[Figure dataset records]
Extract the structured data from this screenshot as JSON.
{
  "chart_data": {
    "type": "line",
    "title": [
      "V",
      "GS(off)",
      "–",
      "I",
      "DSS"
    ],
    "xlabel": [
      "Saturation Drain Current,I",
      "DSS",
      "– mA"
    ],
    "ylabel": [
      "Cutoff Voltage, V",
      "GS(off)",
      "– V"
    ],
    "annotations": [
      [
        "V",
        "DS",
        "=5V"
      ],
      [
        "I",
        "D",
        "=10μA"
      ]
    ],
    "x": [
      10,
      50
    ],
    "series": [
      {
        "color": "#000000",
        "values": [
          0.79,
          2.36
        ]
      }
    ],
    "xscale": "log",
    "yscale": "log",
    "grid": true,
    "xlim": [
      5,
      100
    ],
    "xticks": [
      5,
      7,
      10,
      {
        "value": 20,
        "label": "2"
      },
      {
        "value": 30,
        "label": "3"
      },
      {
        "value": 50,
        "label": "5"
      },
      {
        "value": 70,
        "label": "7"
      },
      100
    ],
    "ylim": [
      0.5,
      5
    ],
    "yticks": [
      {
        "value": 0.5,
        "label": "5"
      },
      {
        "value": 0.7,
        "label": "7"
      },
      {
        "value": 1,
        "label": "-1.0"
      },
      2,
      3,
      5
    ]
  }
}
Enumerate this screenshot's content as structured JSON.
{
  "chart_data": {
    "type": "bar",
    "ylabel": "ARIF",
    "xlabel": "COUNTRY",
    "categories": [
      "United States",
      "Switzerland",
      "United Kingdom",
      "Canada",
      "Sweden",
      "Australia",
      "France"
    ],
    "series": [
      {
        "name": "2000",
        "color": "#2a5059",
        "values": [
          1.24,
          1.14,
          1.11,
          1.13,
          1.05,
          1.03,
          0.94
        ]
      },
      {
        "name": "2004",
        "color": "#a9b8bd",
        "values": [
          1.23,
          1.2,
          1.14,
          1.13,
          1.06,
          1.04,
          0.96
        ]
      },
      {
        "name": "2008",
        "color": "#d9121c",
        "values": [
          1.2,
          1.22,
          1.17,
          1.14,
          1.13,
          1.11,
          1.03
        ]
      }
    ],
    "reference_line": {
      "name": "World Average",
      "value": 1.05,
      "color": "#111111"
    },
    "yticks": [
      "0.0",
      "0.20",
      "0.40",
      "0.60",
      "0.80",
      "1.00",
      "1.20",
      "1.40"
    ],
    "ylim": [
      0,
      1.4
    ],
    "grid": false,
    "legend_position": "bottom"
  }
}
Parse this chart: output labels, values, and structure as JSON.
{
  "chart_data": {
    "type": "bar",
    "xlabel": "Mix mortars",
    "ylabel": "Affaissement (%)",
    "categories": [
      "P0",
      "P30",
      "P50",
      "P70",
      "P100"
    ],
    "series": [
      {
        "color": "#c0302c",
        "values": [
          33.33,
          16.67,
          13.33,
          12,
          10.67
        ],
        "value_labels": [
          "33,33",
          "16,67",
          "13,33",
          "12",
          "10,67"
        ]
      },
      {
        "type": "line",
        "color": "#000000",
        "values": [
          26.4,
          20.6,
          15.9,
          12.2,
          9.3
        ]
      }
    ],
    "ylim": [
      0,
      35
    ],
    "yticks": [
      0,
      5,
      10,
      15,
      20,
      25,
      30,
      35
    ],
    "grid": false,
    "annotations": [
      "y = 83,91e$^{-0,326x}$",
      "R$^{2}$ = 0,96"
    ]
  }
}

Problem details: Go through the records and gather the lines that hold "JSON".

The result:
Extract the structured data from this screenshot as JSON.
Enumerate this screenshot's content as structured JSON.
Parse this chart: output labels, values, and structure as JSON.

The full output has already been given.